> **Problem to work on**: Every entry below must be repeated exactly; skip the pictures.

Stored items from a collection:
════════════════════

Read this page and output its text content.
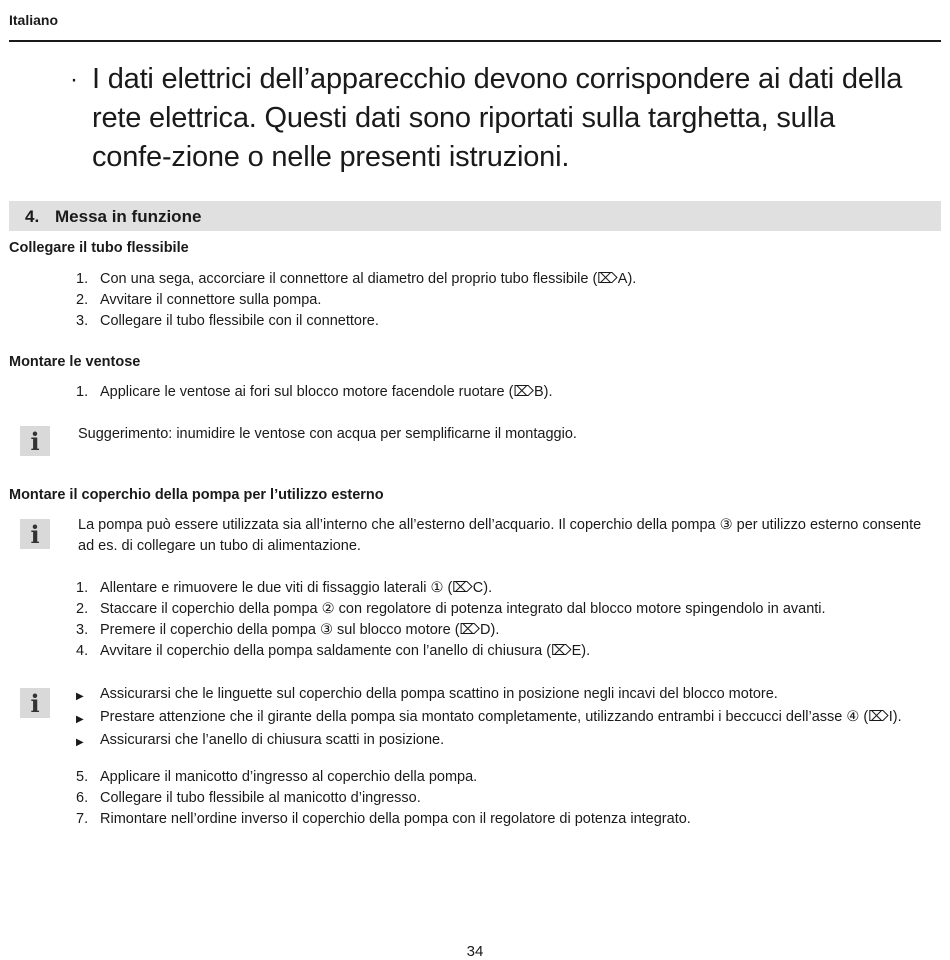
Italiano
· I dati elettrici dell’apparecchio devono corrispondere ai dati della rete elettrica. Questi dati sono riportati sulla targhetta, sulla confe-zione o nelle presenti istruzioni.
4. Messa in funzione
Collegare il tubo flessibile
1. Con una sega, accorciare il connettore al diametro del proprio tubo flessibile (⌦A).
2. Avvitare il connettore sulla pompa.
3. Collegare il tubo flessibile con il connettore.
Montare le ventose
1. Applicare le ventose ai fori sul blocco motore facendole ruotare (⌦B).
i	Suggerimento: inumidire le ventose con acqua per semplificarne il montaggio.
Montare il coperchio della pompa per l’utilizzo esterno
i	La pompa può essere utilizzata sia all’interno che all’esterno dell’acquario. Il coperchio della pompa ③ per utilizzo esterno consente ad es. di collegare un tubo di alimentazione.
1. Allentare e rimuovere le due viti di fissaggio laterali ① (⌦C).
2. Staccare il coperchio della pompa ② con regolatore di potenza integrato dal blocco motore spingendolo in avanti.
3. Premere il coperchio della pompa ③ sul blocco motore (⌦D).
4. Avvitare il coperchio della pompa saldamente con l’anello di chiusura (⌦E).
i	▶	Assicurarsi che le linguette sul coperchio della pompa scattino in posizione negli incavi del blocco motore.
▶	Prestare attenzione che il girante della pompa sia montato completamente, utilizzando entrambi i beccucci dell’asse ④ (⌦I).
▶	Assicurarsi che l’anello di chiusura scatti in posizione.
5. Applicare il manicotto d’ingresso al coperchio della pompa.
6. Collegare il tubo flessibile al manicotto d’ingresso.
7. Rimontare nell’ordine inverso il coperchio della pompa con il regolatore di potenza integrato.
34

════════════════════

> **Answer to this problem**:
Read this page and output its text content.
Italiano
· I dati elettrici dell’apparecchio devono corrispondere ai dati della rete elettrica. Questi dati sono riportati sulla targhetta, sulla confe-zione o nelle presenti istruzioni.
4. Messa in funzione
Collegare il tubo flessibile
1. Con una sega, accorciare il connettore al diametro del proprio tubo flessibile (⌦A).
2. Avvitare il connettore sulla pompa.
3. Collegare il tubo flessibile con il connettore.
Montare le ventose
1. Applicare le ventose ai fori sul blocco motore facendole ruotare (⌦B).
i	Suggerimento: inumidire le ventose con acqua per semplificarne il montaggio.
Montare il coperchio della pompa per l’utilizzo esterno
i	La pompa può essere utilizzata sia all’interno che all’esterno dell’acquario. Il coperchio della pompa ③ per utilizzo esterno consente ad es. di collegare un tubo di alimentazione.
1. Allentare e rimuovere le due viti di fissaggio laterali ① (⌦C).
2. Staccare il coperchio della pompa ② con regolatore di potenza integrato dal blocco motore spingendolo in avanti.
3. Premere il coperchio della pompa ③ sul blocco motore (⌦D).
4. Avvitare il coperchio della pompa saldamente con l’anello di chiusura (⌦E).
i	▶	Assicurarsi che le linguette sul coperchio della pompa scattino in posizione negli incavi del blocco motore.
▶	Prestare attenzione che il girante della pompa sia montato completamente, utilizzando entrambi i beccucci dell’asse ④ (⌦I).
▶	Assicurarsi che l’anello di chiusura scatti in posizione.
5. Applicare il manicotto d’ingresso al coperchio della pompa.
6. Collegare il tubo flessibile al manicotto d’ingresso.
7. Rimontare nell’ordine inverso il coperchio della pompa con il regolatore di potenza integrato.
34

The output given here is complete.